= TASK DIRECTIONS =
Reproduce every one of the following rows verbatim, character for character.

******************************

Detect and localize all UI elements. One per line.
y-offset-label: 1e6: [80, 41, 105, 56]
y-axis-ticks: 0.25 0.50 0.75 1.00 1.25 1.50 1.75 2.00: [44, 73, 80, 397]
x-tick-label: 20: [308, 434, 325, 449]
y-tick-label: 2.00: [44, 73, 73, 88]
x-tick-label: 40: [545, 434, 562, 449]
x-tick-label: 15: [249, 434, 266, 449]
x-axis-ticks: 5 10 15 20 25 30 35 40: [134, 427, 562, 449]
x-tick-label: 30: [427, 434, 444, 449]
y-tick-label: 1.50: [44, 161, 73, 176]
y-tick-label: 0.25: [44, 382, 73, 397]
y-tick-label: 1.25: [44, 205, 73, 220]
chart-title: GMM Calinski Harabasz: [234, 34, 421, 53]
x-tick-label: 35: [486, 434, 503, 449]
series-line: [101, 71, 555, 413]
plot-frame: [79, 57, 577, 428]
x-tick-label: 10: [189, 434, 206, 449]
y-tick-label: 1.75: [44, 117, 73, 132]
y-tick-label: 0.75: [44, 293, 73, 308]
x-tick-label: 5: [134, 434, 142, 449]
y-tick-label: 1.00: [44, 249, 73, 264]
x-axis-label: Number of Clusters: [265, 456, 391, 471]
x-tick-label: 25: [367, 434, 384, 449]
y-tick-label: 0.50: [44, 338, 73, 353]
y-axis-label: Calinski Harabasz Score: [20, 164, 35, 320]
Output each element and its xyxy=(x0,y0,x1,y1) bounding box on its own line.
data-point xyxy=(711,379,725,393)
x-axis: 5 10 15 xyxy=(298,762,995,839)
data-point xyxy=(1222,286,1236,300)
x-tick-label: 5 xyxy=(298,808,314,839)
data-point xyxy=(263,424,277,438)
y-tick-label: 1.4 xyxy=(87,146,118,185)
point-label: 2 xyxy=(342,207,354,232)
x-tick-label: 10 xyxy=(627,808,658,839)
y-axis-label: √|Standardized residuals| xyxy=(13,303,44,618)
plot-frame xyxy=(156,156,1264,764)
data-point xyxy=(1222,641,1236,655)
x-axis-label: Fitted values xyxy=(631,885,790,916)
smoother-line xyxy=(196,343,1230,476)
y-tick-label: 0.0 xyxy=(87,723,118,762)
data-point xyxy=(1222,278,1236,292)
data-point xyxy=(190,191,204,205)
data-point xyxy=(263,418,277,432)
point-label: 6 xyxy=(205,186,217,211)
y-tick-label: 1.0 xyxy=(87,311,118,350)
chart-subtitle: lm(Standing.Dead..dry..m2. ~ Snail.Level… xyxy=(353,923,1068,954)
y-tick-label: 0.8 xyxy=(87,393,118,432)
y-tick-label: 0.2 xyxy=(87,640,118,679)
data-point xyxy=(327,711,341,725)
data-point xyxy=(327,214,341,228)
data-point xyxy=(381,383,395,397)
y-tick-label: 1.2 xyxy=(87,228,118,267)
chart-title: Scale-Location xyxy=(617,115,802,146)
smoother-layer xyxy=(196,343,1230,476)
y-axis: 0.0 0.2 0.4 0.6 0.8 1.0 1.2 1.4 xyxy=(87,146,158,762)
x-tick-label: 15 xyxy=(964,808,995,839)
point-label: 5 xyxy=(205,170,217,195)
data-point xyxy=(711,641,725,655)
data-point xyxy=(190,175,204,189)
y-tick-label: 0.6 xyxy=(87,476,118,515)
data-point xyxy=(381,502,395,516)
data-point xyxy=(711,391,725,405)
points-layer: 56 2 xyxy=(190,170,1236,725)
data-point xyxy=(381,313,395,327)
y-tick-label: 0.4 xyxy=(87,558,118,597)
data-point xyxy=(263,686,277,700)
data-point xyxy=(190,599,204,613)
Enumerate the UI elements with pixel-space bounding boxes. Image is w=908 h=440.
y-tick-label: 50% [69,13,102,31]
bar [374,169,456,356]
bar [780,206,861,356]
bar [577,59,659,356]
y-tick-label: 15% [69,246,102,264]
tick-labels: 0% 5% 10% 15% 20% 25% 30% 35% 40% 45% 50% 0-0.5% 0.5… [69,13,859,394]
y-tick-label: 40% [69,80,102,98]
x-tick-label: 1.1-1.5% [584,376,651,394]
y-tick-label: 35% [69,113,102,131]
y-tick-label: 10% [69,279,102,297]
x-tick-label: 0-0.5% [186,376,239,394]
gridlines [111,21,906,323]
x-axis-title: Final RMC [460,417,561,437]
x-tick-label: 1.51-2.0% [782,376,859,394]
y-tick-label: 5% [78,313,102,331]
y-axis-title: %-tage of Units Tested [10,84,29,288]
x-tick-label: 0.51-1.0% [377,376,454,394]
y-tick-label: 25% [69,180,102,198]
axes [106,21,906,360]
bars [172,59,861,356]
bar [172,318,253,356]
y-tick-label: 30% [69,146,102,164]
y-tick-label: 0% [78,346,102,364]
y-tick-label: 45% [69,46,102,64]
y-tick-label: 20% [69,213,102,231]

******************************

= FINAL RESULT =
Detect and localize all UI elements. One per line.
y-offset-label: 1e6: [80, 41, 105, 56]
y-axis-ticks: 0.25 0.50 0.75 1.00 1.25 1.50 1.75 2.00: [44, 73, 80, 397]
x-tick-label: 20: [308, 434, 325, 449]
y-tick-label: 2.00: [44, 73, 73, 88]
x-tick-label: 40: [545, 434, 562, 449]
x-tick-label: 15: [249, 434, 266, 449]
x-axis-ticks: 5 10 15 20 25 30 35 40: [134, 427, 562, 449]
x-tick-label: 30: [427, 434, 444, 449]
y-tick-label: 1.50: [44, 161, 73, 176]
y-tick-label: 0.25: [44, 382, 73, 397]
y-tick-label: 1.25: [44, 205, 73, 220]
chart-title: GMM Calinski Harabasz: [234, 34, 421, 53]
x-tick-label: 35: [486, 434, 503, 449]
series-line: [101, 71, 555, 413]
plot-frame: [79, 57, 577, 428]
x-tick-label: 10: [189, 434, 206, 449]
y-tick-label: 1.75: [44, 117, 73, 132]
y-tick-label: 0.75: [44, 293, 73, 308]
x-tick-label: 5: [134, 434, 142, 449]
y-tick-label: 1.00: [44, 249, 73, 264]
x-axis-label: Number of Clusters: [265, 456, 391, 471]
x-tick-label: 25: [367, 434, 384, 449]
y-tick-label: 0.50: [44, 338, 73, 353]
y-axis-label: Calinski Harabasz Score: [20, 164, 35, 320]
Output each element and its xyxy=(x0,y0,x1,y1) bounding box on its own line.
data-point xyxy=(711,379,725,393)
x-axis: 5 10 15 xyxy=(298,762,995,839)
data-point xyxy=(1222,286,1236,300)
x-tick-label: 5 xyxy=(298,808,314,839)
data-point xyxy=(263,424,277,438)
y-tick-label: 1.4 xyxy=(87,146,118,185)
point-label: 2 xyxy=(342,207,354,232)
x-tick-label: 10 xyxy=(627,808,658,839)
y-axis-label: √|Standardized residuals| xyxy=(13,303,44,618)
plot-frame xyxy=(156,156,1264,764)
data-point xyxy=(1222,641,1236,655)
x-axis-label: Fitted values xyxy=(631,885,790,916)
smoother-line xyxy=(196,343,1230,476)
y-tick-label: 0.0 xyxy=(87,723,118,762)
data-point xyxy=(1222,278,1236,292)
data-point xyxy=(190,191,204,205)
data-point xyxy=(263,418,277,432)
point-label: 6 xyxy=(205,186,217,211)
y-tick-label: 1.0 xyxy=(87,311,118,350)
chart-subtitle: lm(Standing.Dead..dry..m2. ~ Snail.Level… xyxy=(353,923,1068,954)
y-tick-label: 0.8 xyxy=(87,393,118,432)
y-tick-label: 0.2 xyxy=(87,640,118,679)
data-point xyxy=(327,711,341,725)
data-point xyxy=(327,214,341,228)
data-point xyxy=(381,383,395,397)
y-tick-label: 1.2 xyxy=(87,228,118,267)
chart-title: Scale-Location xyxy=(617,115,802,146)
smoother-layer xyxy=(196,343,1230,476)
y-axis: 0.0 0.2 0.4 0.6 0.8 1.0 1.2 1.4 xyxy=(87,146,158,762)
x-tick-label: 15 xyxy=(964,808,995,839)
point-label: 5 xyxy=(205,170,217,195)
data-point xyxy=(711,641,725,655)
data-point xyxy=(190,175,204,189)
y-tick-label: 0.6 xyxy=(87,476,118,515)
data-point xyxy=(381,502,395,516)
data-point xyxy=(711,391,725,405)
points-layer: 56 2 xyxy=(190,170,1236,725)
data-point xyxy=(381,313,395,327)
y-tick-label: 0.4 xyxy=(87,558,118,597)
data-point xyxy=(263,686,277,700)
data-point xyxy=(190,599,204,613)
Enumerate the UI elements with pixel-space bounding boxes. Image is w=908 h=440.
y-tick-label: 50% [69,13,102,31]
bar [374,169,456,356]
bar [780,206,861,356]
bar [577,59,659,356]
y-tick-label: 15% [69,246,102,264]
tick-labels: 0% 5% 10% 15% 20% 25% 30% 35% 40% 45% 50% 0-0.5% 0.5… [69,13,859,394]
y-tick-label: 40% [69,80,102,98]
x-tick-label: 1.1-1.5% [584,376,651,394]
y-tick-label: 35% [69,113,102,131]
y-tick-label: 10% [69,279,102,297]
x-tick-label: 0-0.5% [186,376,239,394]
gridlines [111,21,906,323]
x-axis-title: Final RMC [460,417,561,437]
x-tick-label: 1.51-2.0% [782,376,859,394]
y-tick-label: 5% [78,313,102,331]
y-axis-title: %-tage of Units Tested [10,84,29,288]
x-tick-label: 0.51-1.0% [377,376,454,394]
y-tick-label: 25% [69,180,102,198]
axes [106,21,906,360]
bars [172,59,861,356]
bar [172,318,253,356]
y-tick-label: 30% [69,146,102,164]
y-tick-label: 0% [78,346,102,364]
y-tick-label: 45% [69,46,102,64]
y-tick-label: 20% [69,213,102,231]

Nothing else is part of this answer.